Could you change every "toggle-knob" to "switch-knob" in the data below, leave everything else unchanged, and give the lines again without the pictures?

==== Material for this exercise

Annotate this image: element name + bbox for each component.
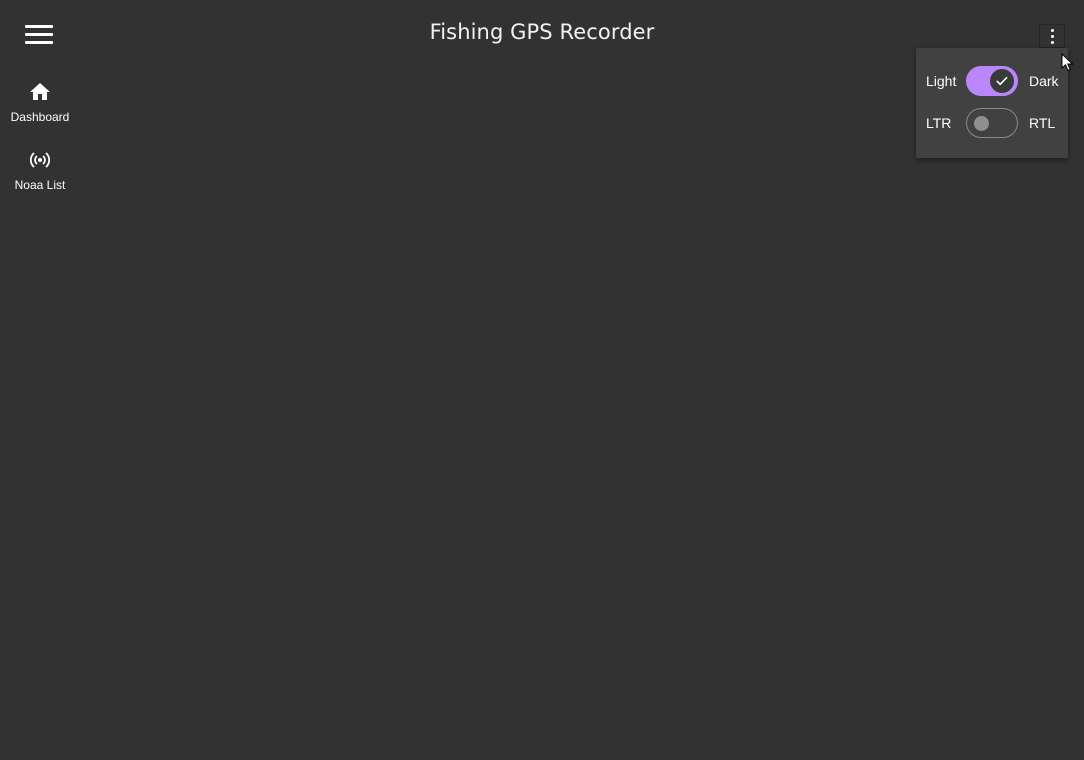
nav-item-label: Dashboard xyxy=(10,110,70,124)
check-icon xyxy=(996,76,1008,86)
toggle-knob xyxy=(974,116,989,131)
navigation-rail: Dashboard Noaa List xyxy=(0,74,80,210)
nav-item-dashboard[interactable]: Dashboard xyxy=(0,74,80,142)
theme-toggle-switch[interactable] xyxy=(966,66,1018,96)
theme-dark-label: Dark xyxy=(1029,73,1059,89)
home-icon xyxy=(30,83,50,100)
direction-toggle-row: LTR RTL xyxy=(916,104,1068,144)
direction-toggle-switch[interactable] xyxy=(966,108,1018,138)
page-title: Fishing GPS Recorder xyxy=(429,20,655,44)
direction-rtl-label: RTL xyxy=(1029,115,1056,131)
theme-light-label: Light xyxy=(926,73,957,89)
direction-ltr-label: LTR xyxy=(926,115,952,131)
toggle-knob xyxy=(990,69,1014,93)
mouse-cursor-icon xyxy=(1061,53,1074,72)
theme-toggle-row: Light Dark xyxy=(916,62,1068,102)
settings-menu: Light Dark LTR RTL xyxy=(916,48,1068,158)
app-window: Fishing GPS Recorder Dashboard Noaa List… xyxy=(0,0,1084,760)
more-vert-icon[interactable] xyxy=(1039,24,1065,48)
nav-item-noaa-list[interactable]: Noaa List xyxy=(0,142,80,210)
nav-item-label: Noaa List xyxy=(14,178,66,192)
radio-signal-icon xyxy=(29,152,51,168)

========

Result below
Annotate this image: element name + bbox for each component.
nav-item-label: Dashboard xyxy=(10,110,70,124)
check-icon xyxy=(996,76,1008,86)
switch-knob xyxy=(974,116,989,131)
navigation-rail: Dashboard Noaa List xyxy=(0,74,80,210)
nav-item-dashboard[interactable]: Dashboard xyxy=(0,74,80,142)
theme-toggle-switch[interactable] xyxy=(966,66,1018,96)
theme-dark-label: Dark xyxy=(1029,73,1059,89)
home-icon xyxy=(30,83,50,100)
direction-toggle-row: LTR RTL xyxy=(916,104,1068,144)
direction-toggle-switch[interactable] xyxy=(966,108,1018,138)
page-title: Fishing GPS Recorder xyxy=(429,20,655,44)
direction-rtl-label: RTL xyxy=(1029,115,1056,131)
theme-light-label: Light xyxy=(926,73,957,89)
direction-ltr-label: LTR xyxy=(926,115,952,131)
switch-knob xyxy=(990,69,1014,93)
mouse-cursor-icon xyxy=(1061,53,1074,72)
theme-toggle-row: Light Dark xyxy=(916,62,1068,102)
settings-menu: Light Dark LTR RTL xyxy=(916,48,1068,158)
app-window: Fishing GPS Recorder Dashboard Noaa List… xyxy=(0,0,1084,760)
more-vert-icon[interactable] xyxy=(1039,24,1065,48)
nav-item-noaa-list[interactable]: Noaa List xyxy=(0,142,80,210)
nav-item-label: Noaa List xyxy=(14,178,66,192)
radio-signal-icon xyxy=(29,152,51,168)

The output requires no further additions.